Set down each line of the data below exactly as it stands, dropping the pictures.

* Figure contents as structured data:
####################

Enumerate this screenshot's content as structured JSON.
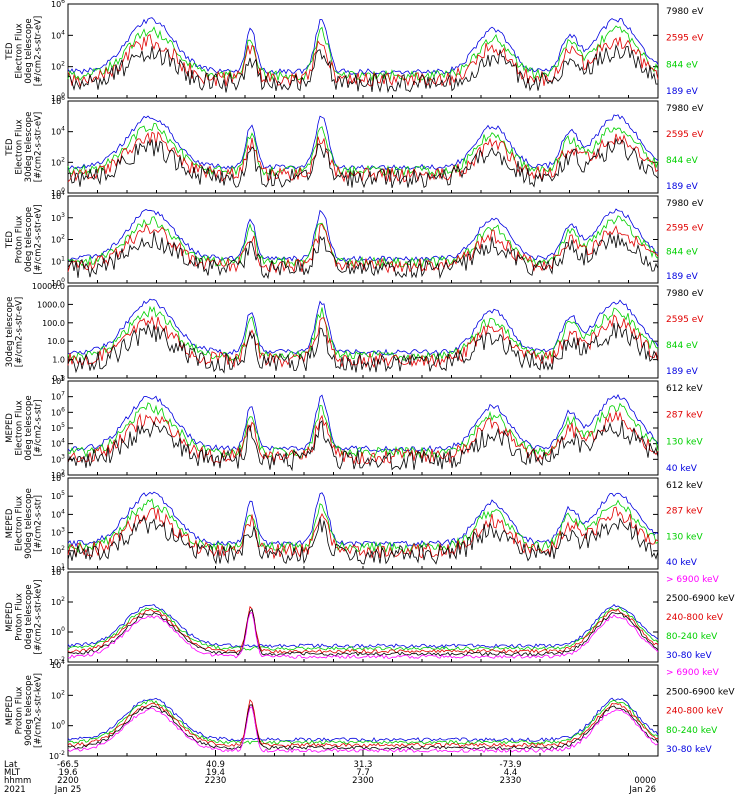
{
  "chart_data": {
    "type": "line",
    "colors": {
      "black": "#000000",
      "red": "#e00000",
      "green": "#00d000",
      "blue": "#0000e0",
      "magenta": "#ff00ff"
    },
    "panels": [
      {
        "ylabel": [
          "TED",
          "Electron Flux",
          "0deg telescope",
          "[#/cm2-s-str-eV]"
        ],
        "yticks": [
          "10^6",
          "10^4",
          "10^2",
          "10^0"
        ],
        "log_decades": 6,
        "legend": [
          {
            "text": "7980 eV",
            "color": "black"
          },
          {
            "text": "2595 eV",
            "color": "red"
          },
          {
            "text": "844 eV",
            "color": "green"
          },
          {
            "text": "189 eV",
            "color": "blue"
          }
        ]
      },
      {
        "ylabel": [
          "TED",
          "Electron Flux",
          "30deg telescope",
          "[#/cm2-s-str-eV]"
        ],
        "yticks": [
          "10^6",
          "10^4",
          "10^2",
          "10^0"
        ],
        "log_decades": 6,
        "legend": [
          {
            "text": "7980 eV",
            "color": "black"
          },
          {
            "text": "2595 eV",
            "color": "red"
          },
          {
            "text": "844 eV",
            "color": "green"
          },
          {
            "text": "189 eV",
            "color": "blue"
          }
        ]
      },
      {
        "ylabel": [
          "TED",
          "Proton Flux",
          "0deg telescope",
          "[#/cm2-s-str-eV]"
        ],
        "yticks": [
          "10^4",
          "10^3",
          "10^2",
          "10^1",
          "10^0"
        ],
        "log_decades": 4,
        "legend": [
          {
            "text": "7980 eV",
            "color": "black"
          },
          {
            "text": "2595 eV",
            "color": "red"
          },
          {
            "text": "844 eV",
            "color": "green"
          },
          {
            "text": "189 eV",
            "color": "blue"
          }
        ]
      },
      {
        "ylabel": [
          "30deg telescope",
          "[#/cm2-s-str-eV]"
        ],
        "yticks": [
          "10000.0",
          "1000.0",
          "100.0",
          "10.0",
          "1.0",
          "0.1"
        ],
        "log_decades": 5,
        "legend": [
          {
            "text": "7980 eV",
            "color": "black"
          },
          {
            "text": "2595 eV",
            "color": "red"
          },
          {
            "text": "844 eV",
            "color": "green"
          },
          {
            "text": "189 eV",
            "color": "blue"
          }
        ]
      },
      {
        "ylabel": [
          "MEPED",
          "Electron Flux",
          "0deg telescope",
          "[#/cm2-s-str]"
        ],
        "yticks": [
          "10^8",
          "10^7",
          "10^6",
          "10^5",
          "10^4",
          "10^3",
          "10^2"
        ],
        "log_decades": 6,
        "legend": [
          {
            "text": "612 keV",
            "color": "black"
          },
          {
            "text": "287 keV",
            "color": "red"
          },
          {
            "text": "130 keV",
            "color": "green"
          },
          {
            "text": "40 keV",
            "color": "blue"
          }
        ]
      },
      {
        "ylabel": [
          "MEPED",
          "Electron Flux",
          "90deg telescope",
          "[#/cm2-s-str]"
        ],
        "yticks": [
          "10^6",
          "10^5",
          "10^4",
          "10^3",
          "10^2",
          "10^1"
        ],
        "log_decades": 5,
        "legend": [
          {
            "text": "612 keV",
            "color": "black"
          },
          {
            "text": "287 keV",
            "color": "red"
          },
          {
            "text": "130 keV",
            "color": "green"
          },
          {
            "text": "40 keV",
            "color": "blue"
          }
        ]
      },
      {
        "ylabel": [
          "MEPED",
          "Proton Flux",
          "0deg telescope",
          "[#/cm2-s-str-keV]"
        ],
        "yticks": [
          "10^4",
          "10^2",
          "10^0",
          "10^-2"
        ],
        "log_decades": 6,
        "legend": [
          {
            "text": "> 6900 keV",
            "color": "magenta"
          },
          {
            "text": "2500-6900 keV",
            "color": "black"
          },
          {
            "text": "240-800 keV",
            "color": "red"
          },
          {
            "text": "80-240 keV",
            "color": "green"
          },
          {
            "text": "30-80 keV",
            "color": "blue"
          }
        ]
      },
      {
        "ylabel": [
          "MEPED",
          "Proton Flux",
          "90deg telescope",
          "[#/cm2-s-str-keV]"
        ],
        "yticks": [
          "10^4",
          "10^2",
          "10^0",
          "10^-2"
        ],
        "log_decades": 6,
        "legend": [
          {
            "text": "> 6900 keV",
            "color": "magenta"
          },
          {
            "text": "2500-6900 keV",
            "color": "black"
          },
          {
            "text": "240-800 keV",
            "color": "red"
          },
          {
            "text": "80-240 keV",
            "color": "green"
          },
          {
            "text": "30-80 keV",
            "color": "blue"
          }
        ]
      }
    ],
    "x_axis": {
      "row_labels": [
        "Lat",
        "MLT",
        "hhmm",
        "2021"
      ],
      "ticks": [
        {
          "lat": "-66.5",
          "mlt": "19.6",
          "hhmm": "2200",
          "date": "Jan 25"
        },
        {
          "lat": "40.9",
          "mlt": "19.4",
          "hhmm": "2230",
          "date": ""
        },
        {
          "lat": "31.3",
          "mlt": "7.7",
          "hhmm": "2300",
          "date": ""
        },
        {
          "lat": "-73.9",
          "mlt": "4.4",
          "hhmm": "2330",
          "date": ""
        },
        {
          "lat": "",
          "mlt": "",
          "hhmm": "0000",
          "date": "Jan 26"
        }
      ]
    }
  }
}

####################

* CORRECT ANSWER:
Enumerate this screenshot's content as structured JSON.
{
  "chart_data": {
    "type": "line",
    "colors": {
      "black": "#000000",
      "red": "#e00000",
      "green": "#00d000",
      "blue": "#0000e0",
      "magenta": "#ff00ff"
    },
    "panels": [
      {
        "ylabel": [
          "TED",
          "Electron Flux",
          "0deg telescope",
          "[#/cm2-s-str-eV]"
        ],
        "yticks": [
          "10^6",
          "10^4",
          "10^2",
          "10^0"
        ],
        "log_decades": 6,
        "legend": [
          {
            "text": "7980 eV",
            "color": "black"
          },
          {
            "text": "2595 eV",
            "color": "red"
          },
          {
            "text": "844 eV",
            "color": "green"
          },
          {
            "text": "189 eV",
            "color": "blue"
          }
        ]
      },
      {
        "ylabel": [
          "TED",
          "Electron Flux",
          "30deg telescope",
          "[#/cm2-s-str-eV]"
        ],
        "yticks": [
          "10^6",
          "10^4",
          "10^2",
          "10^0"
        ],
        "log_decades": 6,
        "legend": [
          {
            "text": "7980 eV",
            "color": "black"
          },
          {
            "text": "2595 eV",
            "color": "red"
          },
          {
            "text": "844 eV",
            "color": "green"
          },
          {
            "text": "189 eV",
            "color": "blue"
          }
        ]
      },
      {
        "ylabel": [
          "TED",
          "Proton Flux",
          "0deg telescope",
          "[#/cm2-s-str-eV]"
        ],
        "yticks": [
          "10^4",
          "10^3",
          "10^2",
          "10^1",
          "10^0"
        ],
        "log_decades": 4,
        "legend": [
          {
            "text": "7980 eV",
            "color": "black"
          },
          {
            "text": "2595 eV",
            "color": "red"
          },
          {
            "text": "844 eV",
            "color": "green"
          },
          {
            "text": "189 eV",
            "color": "blue"
          }
        ]
      },
      {
        "ylabel": [
          "30deg telescope",
          "[#/cm2-s-str-eV]"
        ],
        "yticks": [
          "10000.0",
          "1000.0",
          "100.0",
          "10.0",
          "1.0",
          "0.1"
        ],
        "log_decades": 5,
        "legend": [
          {
            "text": "7980 eV",
            "color": "black"
          },
          {
            "text": "2595 eV",
            "color": "red"
          },
          {
            "text": "844 eV",
            "color": "green"
          },
          {
            "text": "189 eV",
            "color": "blue"
          }
        ]
      },
      {
        "ylabel": [
          "MEPED",
          "Electron Flux",
          "0deg telescope",
          "[#/cm2-s-str]"
        ],
        "yticks": [
          "10^8",
          "10^7",
          "10^6",
          "10^5",
          "10^4",
          "10^3",
          "10^2"
        ],
        "log_decades": 6,
        "legend": [
          {
            "text": "612 keV",
            "color": "black"
          },
          {
            "text": "287 keV",
            "color": "red"
          },
          {
            "text": "130 keV",
            "color": "green"
          },
          {
            "text": "40 keV",
            "color": "blue"
          }
        ]
      },
      {
        "ylabel": [
          "MEPED",
          "Electron Flux",
          "90deg telescope",
          "[#/cm2-s-str]"
        ],
        "yticks": [
          "10^6",
          "10^5",
          "10^4",
          "10^3",
          "10^2",
          "10^1"
        ],
        "log_decades": 5,
        "legend": [
          {
            "text": "612 keV",
            "color": "black"
          },
          {
            "text": "287 keV",
            "color": "red"
          },
          {
            "text": "130 keV",
            "color": "green"
          },
          {
            "text": "40 keV",
            "color": "blue"
          }
        ]
      },
      {
        "ylabel": [
          "MEPED",
          "Proton Flux",
          "0deg telescope",
          "[#/cm2-s-str-keV]"
        ],
        "yticks": [
          "10^4",
          "10^2",
          "10^0",
          "10^-2"
        ],
        "log_decades": 6,
        "legend": [
          {
            "text": "> 6900 keV",
            "color": "magenta"
          },
          {
            "text": "2500-6900 keV",
            "color": "black"
          },
          {
            "text": "240-800 keV",
            "color": "red"
          },
          {
            "text": "80-240 keV",
            "color": "green"
          },
          {
            "text": "30-80 keV",
            "color": "blue"
          }
        ]
      },
      {
        "ylabel": [
          "MEPED",
          "Proton Flux",
          "90deg telescope",
          "[#/cm2-s-str-keV]"
        ],
        "yticks": [
          "10^4",
          "10^2",
          "10^0",
          "10^-2"
        ],
        "log_decades": 6,
        "legend": [
          {
            "text": "> 6900 keV",
            "color": "magenta"
          },
          {
            "text": "2500-6900 keV",
            "color": "black"
          },
          {
            "text": "240-800 keV",
            "color": "red"
          },
          {
            "text": "80-240 keV",
            "color": "green"
          },
          {
            "text": "30-80 keV",
            "color": "blue"
          }
        ]
      }
    ],
    "x_axis": {
      "row_labels": [
        "Lat",
        "MLT",
        "hhmm",
        "2021"
      ],
      "ticks": [
        {
          "lat": "-66.5",
          "mlt": "19.6",
          "hhmm": "2200",
          "date": "Jan 25"
        },
        {
          "lat": "40.9",
          "mlt": "19.4",
          "hhmm": "2230",
          "date": ""
        },
        {
          "lat": "31.3",
          "mlt": "7.7",
          "hhmm": "2300",
          "date": ""
        },
        {
          "lat": "-73.9",
          "mlt": "4.4",
          "hhmm": "2330",
          "date": ""
        },
        {
          "lat": "",
          "mlt": "",
          "hhmm": "0000",
          "date": "Jan 26"
        }
      ]
    }
  }
}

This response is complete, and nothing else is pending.